**The exercise:**
Transcribe the entries below exactly.

•••

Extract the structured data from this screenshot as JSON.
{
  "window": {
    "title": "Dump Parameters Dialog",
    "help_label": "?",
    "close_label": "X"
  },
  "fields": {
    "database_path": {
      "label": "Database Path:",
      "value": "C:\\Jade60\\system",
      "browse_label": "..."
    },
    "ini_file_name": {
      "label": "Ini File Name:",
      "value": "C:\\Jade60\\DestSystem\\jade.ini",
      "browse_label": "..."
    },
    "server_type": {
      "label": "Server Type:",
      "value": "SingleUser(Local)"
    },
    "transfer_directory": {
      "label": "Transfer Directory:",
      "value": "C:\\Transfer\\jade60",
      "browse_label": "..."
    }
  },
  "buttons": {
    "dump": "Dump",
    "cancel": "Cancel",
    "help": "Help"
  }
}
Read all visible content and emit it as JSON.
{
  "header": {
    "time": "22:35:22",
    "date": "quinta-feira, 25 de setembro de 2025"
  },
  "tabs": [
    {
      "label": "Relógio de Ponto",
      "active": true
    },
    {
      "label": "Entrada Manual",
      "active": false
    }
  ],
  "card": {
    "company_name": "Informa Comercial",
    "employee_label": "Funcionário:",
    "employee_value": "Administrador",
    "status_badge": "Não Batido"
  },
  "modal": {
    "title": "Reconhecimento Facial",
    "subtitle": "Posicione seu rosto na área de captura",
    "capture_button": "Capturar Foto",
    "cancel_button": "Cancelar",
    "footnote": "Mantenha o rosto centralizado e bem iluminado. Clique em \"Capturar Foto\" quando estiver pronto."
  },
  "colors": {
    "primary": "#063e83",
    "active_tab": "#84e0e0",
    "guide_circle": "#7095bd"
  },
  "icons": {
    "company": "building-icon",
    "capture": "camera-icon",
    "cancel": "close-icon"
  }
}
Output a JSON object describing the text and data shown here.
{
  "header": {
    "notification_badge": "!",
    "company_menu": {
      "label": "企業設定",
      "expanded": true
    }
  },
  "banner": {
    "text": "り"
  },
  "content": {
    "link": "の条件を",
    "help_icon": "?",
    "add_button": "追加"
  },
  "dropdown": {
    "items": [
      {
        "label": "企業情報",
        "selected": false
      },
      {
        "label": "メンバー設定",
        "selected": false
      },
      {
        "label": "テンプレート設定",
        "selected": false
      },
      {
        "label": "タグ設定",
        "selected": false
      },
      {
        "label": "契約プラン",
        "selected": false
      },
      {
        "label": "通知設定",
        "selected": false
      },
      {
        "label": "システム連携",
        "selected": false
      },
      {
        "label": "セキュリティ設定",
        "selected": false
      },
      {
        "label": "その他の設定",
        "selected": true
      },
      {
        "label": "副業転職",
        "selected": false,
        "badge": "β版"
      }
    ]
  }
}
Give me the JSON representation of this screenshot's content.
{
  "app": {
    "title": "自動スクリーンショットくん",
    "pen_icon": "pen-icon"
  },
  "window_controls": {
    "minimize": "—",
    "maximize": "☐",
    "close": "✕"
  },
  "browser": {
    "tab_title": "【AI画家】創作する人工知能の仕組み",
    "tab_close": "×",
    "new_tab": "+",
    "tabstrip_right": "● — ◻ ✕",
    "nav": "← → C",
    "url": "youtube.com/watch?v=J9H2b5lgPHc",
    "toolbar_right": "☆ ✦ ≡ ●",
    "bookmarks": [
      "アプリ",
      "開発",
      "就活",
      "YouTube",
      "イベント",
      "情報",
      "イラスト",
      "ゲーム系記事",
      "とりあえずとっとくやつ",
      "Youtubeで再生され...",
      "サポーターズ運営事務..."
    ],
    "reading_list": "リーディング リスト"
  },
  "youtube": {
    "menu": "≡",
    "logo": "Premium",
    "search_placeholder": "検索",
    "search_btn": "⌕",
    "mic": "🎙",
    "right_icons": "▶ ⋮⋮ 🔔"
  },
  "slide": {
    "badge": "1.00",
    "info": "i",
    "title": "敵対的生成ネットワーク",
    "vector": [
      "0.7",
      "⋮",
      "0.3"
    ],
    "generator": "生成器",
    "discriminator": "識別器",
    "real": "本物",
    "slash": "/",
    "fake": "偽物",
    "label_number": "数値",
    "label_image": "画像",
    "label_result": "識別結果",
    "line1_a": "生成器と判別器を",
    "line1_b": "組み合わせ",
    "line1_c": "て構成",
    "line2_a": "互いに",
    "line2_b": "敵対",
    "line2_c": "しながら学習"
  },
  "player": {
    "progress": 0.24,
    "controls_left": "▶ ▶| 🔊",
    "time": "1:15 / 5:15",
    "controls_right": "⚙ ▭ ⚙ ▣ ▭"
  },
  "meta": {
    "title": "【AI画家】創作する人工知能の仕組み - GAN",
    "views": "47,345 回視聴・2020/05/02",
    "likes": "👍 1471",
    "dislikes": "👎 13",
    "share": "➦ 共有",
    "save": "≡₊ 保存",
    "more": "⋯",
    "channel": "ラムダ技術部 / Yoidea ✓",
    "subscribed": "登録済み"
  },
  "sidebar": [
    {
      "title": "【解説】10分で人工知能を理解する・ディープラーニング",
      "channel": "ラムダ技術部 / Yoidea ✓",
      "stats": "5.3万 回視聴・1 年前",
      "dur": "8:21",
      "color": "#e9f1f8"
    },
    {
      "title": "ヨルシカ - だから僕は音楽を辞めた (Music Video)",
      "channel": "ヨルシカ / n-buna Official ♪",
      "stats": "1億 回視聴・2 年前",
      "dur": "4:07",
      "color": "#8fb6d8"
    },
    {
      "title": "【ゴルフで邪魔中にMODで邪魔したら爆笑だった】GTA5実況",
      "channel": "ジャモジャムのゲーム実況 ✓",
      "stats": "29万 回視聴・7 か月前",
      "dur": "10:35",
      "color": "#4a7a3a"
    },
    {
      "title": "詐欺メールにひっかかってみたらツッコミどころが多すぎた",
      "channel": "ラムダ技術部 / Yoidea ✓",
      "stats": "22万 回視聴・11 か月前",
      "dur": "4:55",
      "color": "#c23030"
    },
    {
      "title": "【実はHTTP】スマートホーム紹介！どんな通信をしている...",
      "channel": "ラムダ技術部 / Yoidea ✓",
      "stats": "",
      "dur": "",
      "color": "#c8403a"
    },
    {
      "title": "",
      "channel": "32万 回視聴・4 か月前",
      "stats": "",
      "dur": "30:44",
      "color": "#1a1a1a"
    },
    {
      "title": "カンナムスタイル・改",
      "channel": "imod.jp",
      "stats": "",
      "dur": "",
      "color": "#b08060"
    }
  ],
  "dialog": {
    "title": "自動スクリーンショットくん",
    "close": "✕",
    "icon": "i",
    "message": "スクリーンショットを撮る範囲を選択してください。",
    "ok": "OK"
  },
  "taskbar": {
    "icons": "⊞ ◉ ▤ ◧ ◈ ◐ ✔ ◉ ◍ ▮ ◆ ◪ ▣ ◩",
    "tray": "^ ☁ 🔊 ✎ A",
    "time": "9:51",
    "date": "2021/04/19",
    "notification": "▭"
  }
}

•••

**Written solution:**
Extract the structured data from this screenshot as JSON.
{
  "window": {
    "title": "Dump Parameters Dialog",
    "help_label": "?",
    "close_label": "X"
  },
  "fields": {
    "database_path": {
      "label": "Database Path:",
      "value": "C:\\Jade60\\system",
      "browse_label": "..."
    },
    "ini_file_name": {
      "label": "Ini File Name:",
      "value": "C:\\Jade60\\DestSystem\\jade.ini",
      "browse_label": "..."
    },
    "server_type": {
      "label": "Server Type:",
      "value": "SingleUser(Local)"
    },
    "transfer_directory": {
      "label": "Transfer Directory:",
      "value": "C:\\Transfer\\jade60",
      "browse_label": "..."
    }
  },
  "buttons": {
    "dump": "Dump",
    "cancel": "Cancel",
    "help": "Help"
  }
}
Read all visible content and emit it as JSON.
{
  "header": {
    "time": "22:35:22",
    "date": "quinta-feira, 25 de setembro de 2025"
  },
  "tabs": [
    {
      "label": "Relógio de Ponto",
      "active": true
    },
    {
      "label": "Entrada Manual",
      "active": false
    }
  ],
  "card": {
    "company_name": "Informa Comercial",
    "employee_label": "Funcionário:",
    "employee_value": "Administrador",
    "status_badge": "Não Batido"
  },
  "modal": {
    "title": "Reconhecimento Facial",
    "subtitle": "Posicione seu rosto na área de captura",
    "capture_button": "Capturar Foto",
    "cancel_button": "Cancelar",
    "footnote": "Mantenha o rosto centralizado e bem iluminado. Clique em \"Capturar Foto\" quando estiver pronto."
  },
  "colors": {
    "primary": "#063e83",
    "active_tab": "#84e0e0",
    "guide_circle": "#7095bd"
  },
  "icons": {
    "company": "building-icon",
    "capture": "camera-icon",
    "cancel": "close-icon"
  }
}
Output a JSON object describing the text and data shown here.
{
  "header": {
    "notification_badge": "!",
    "company_menu": {
      "label": "企業設定",
      "expanded": true
    }
  },
  "banner": {
    "text": "り"
  },
  "content": {
    "link": "の条件を",
    "help_icon": "?",
    "add_button": "追加"
  },
  "dropdown": {
    "items": [
      {
        "label": "企業情報",
        "selected": false
      },
      {
        "label": "メンバー設定",
        "selected": false
      },
      {
        "label": "テンプレート設定",
        "selected": false
      },
      {
        "label": "タグ設定",
        "selected": false
      },
      {
        "label": "契約プラン",
        "selected": false
      },
      {
        "label": "通知設定",
        "selected": false
      },
      {
        "label": "システム連携",
        "selected": false
      },
      {
        "label": "セキュリティ設定",
        "selected": false
      },
      {
        "label": "その他の設定",
        "selected": true
      },
      {
        "label": "副業転職",
        "selected": false,
        "badge": "β版"
      }
    ]
  }
}
Give me the JSON representation of this screenshot's content.
{
  "app": {
    "title": "自動スクリーンショットくん",
    "pen_icon": "pen-icon"
  },
  "window_controls": {
    "minimize": "—",
    "maximize": "☐",
    "close": "✕"
  },
  "browser": {
    "tab_title": "【AI画家】創作する人工知能の仕組み",
    "tab_close": "×",
    "new_tab": "+",
    "tabstrip_right": "● — ◻ ✕",
    "nav": "← → C",
    "url": "youtube.com/watch?v=J9H2b5lgPHc",
    "toolbar_right": "☆ ✦ ≡ ●",
    "bookmarks": [
      "アプリ",
      "開発",
      "就活",
      "YouTube",
      "イベント",
      "情報",
      "イラスト",
      "ゲーム系記事",
      "とりあえずとっとくやつ",
      "Youtubeで再生され...",
      "サポーターズ運営事務..."
    ],
    "reading_list": "リーディング リスト"
  },
  "youtube": {
    "menu": "≡",
    "logo": "Premium",
    "search_placeholder": "検索",
    "search_btn": "⌕",
    "mic": "🎙",
    "right_icons": "▶ ⋮⋮ 🔔"
  },
  "slide": {
    "badge": "1.00",
    "info": "i",
    "title": "敵対的生成ネットワーク",
    "vector": [
      "0.7",
      "⋮",
      "0.3"
    ],
    "generator": "生成器",
    "discriminator": "識別器",
    "real": "本物",
    "slash": "/",
    "fake": "偽物",
    "label_number": "数値",
    "label_image": "画像",
    "label_result": "識別結果",
    "line1_a": "生成器と判別器を",
    "line1_b": "組み合わせ",
    "line1_c": "て構成",
    "line2_a": "互いに",
    "line2_b": "敵対",
    "line2_c": "しながら学習"
  },
  "player": {
    "progress": 0.24,
    "controls_left": "▶ ▶| 🔊",
    "time": "1:15 / 5:15",
    "controls_right": "⚙ ▭ ⚙ ▣ ▭"
  },
  "meta": {
    "title": "【AI画家】創作する人工知能の仕組み - GAN",
    "views": "47,345 回視聴・2020/05/02",
    "likes": "👍 1471",
    "dislikes": "👎 13",
    "share": "➦ 共有",
    "save": "≡₊ 保存",
    "more": "⋯",
    "channel": "ラムダ技術部 / Yoidea ✓",
    "subscribed": "登録済み"
  },
  "sidebar": [
    {
      "title": "【解説】10分で人工知能を理解する・ディープラーニング",
      "channel": "ラムダ技術部 / Yoidea ✓",
      "stats": "5.3万 回視聴・1 年前",
      "dur": "8:21",
      "color": "#e9f1f8"
    },
    {
      "title": "ヨルシカ - だから僕は音楽を辞めた (Music Video)",
      "channel": "ヨルシカ / n-buna Official ♪",
      "stats": "1億 回視聴・2 年前",
      "dur": "4:07",
      "color": "#8fb6d8"
    },
    {
      "title": "【ゴルフで邪魔中にMODで邪魔したら爆笑だった】GTA5実況",
      "channel": "ジャモジャムのゲーム実況 ✓",
      "stats": "29万 回視聴・7 か月前",
      "dur": "10:35",
      "color": "#4a7a3a"
    },
    {
      "title": "詐欺メールにひっかかってみたらツッコミどころが多すぎた",
      "channel": "ラムダ技術部 / Yoidea ✓",
      "stats": "22万 回視聴・11 か月前",
      "dur": "4:55",
      "color": "#c23030"
    },
    {
      "title": "【実はHTTP】スマートホーム紹介！どんな通信をしている...",
      "channel": "ラムダ技術部 / Yoidea ✓",
      "stats": "",
      "dur": "",
      "color": "#c8403a"
    },
    {
      "title": "",
      "channel": "32万 回視聴・4 か月前",
      "stats": "",
      "dur": "30:44",
      "color": "#1a1a1a"
    },
    {
      "title": "カンナムスタイル・改",
      "channel": "imod.jp",
      "stats": "",
      "dur": "",
      "color": "#b08060"
    }
  ],
  "dialog": {
    "title": "自動スクリーンショットくん",
    "close": "✕",
    "icon": "i",
    "message": "スクリーンショットを撮る範囲を選択してください。",
    "ok": "OK"
  },
  "taskbar": {
    "icons": "⊞ ◉ ▤ ◧ ◈ ◐ ✔ ◉ ◍ ▮ ◆ ◪ ▣ ◩",
    "tray": "^ ☁ 🔊 ✎ A",
    "time": "9:51",
    "date": "2021/04/19",
    "notification": "▭"
  }
}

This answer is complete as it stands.